What is needed
Where the data below has the string "JSON", return the whole line.

[Stored records]
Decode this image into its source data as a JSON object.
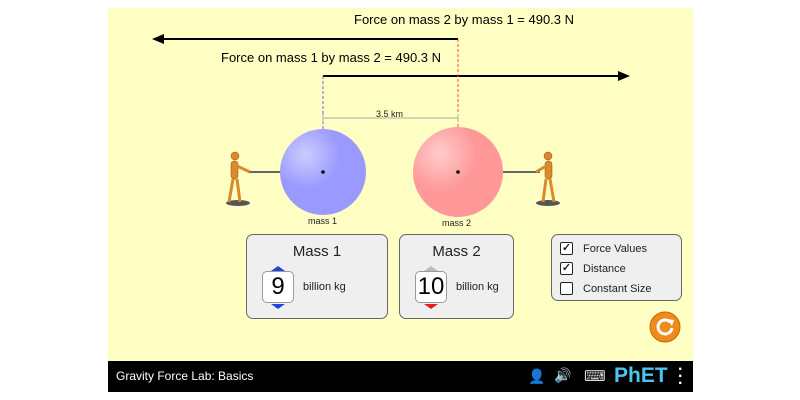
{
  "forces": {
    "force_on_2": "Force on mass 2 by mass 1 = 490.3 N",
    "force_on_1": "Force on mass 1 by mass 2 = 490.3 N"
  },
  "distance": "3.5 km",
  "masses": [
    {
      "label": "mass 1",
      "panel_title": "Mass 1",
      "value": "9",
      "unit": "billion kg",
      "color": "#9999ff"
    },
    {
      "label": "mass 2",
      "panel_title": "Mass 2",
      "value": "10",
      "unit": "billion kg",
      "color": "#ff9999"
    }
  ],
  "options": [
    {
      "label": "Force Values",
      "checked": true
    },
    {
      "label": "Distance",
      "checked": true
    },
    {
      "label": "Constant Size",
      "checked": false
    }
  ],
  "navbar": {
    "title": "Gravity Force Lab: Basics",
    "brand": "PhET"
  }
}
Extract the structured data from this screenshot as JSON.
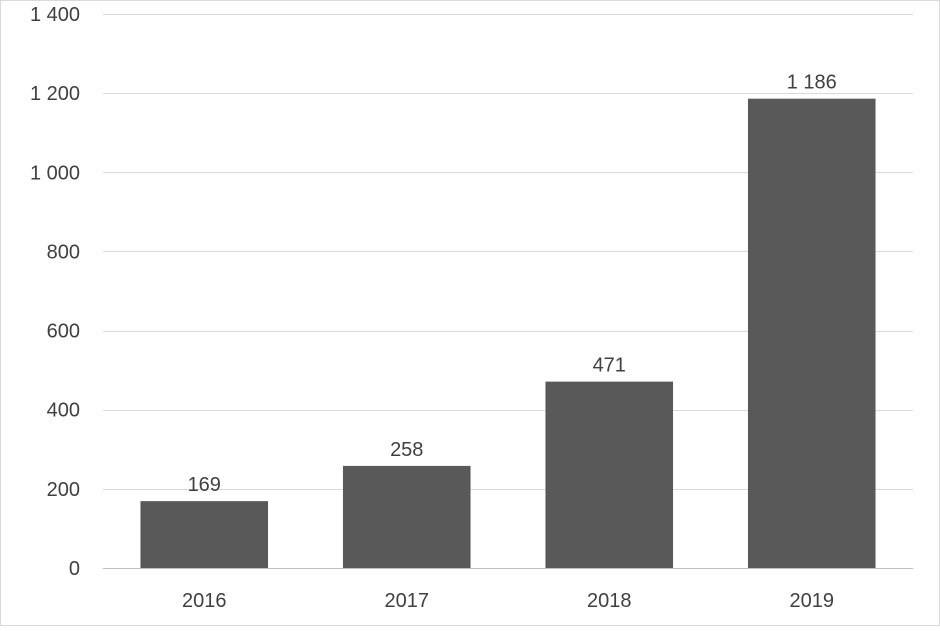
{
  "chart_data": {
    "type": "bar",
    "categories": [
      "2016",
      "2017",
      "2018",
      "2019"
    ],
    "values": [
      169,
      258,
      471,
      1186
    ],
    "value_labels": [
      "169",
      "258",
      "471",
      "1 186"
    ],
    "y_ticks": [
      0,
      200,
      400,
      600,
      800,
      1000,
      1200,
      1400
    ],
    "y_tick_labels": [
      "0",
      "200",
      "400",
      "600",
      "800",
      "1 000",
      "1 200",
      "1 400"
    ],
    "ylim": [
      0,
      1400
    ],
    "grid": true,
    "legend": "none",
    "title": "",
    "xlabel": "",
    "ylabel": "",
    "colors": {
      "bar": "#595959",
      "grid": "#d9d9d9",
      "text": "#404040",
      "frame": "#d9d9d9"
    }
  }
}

The completed task
Decode this image into its source data as a JSON object.
Extract the structured data from this screenshot as JSON.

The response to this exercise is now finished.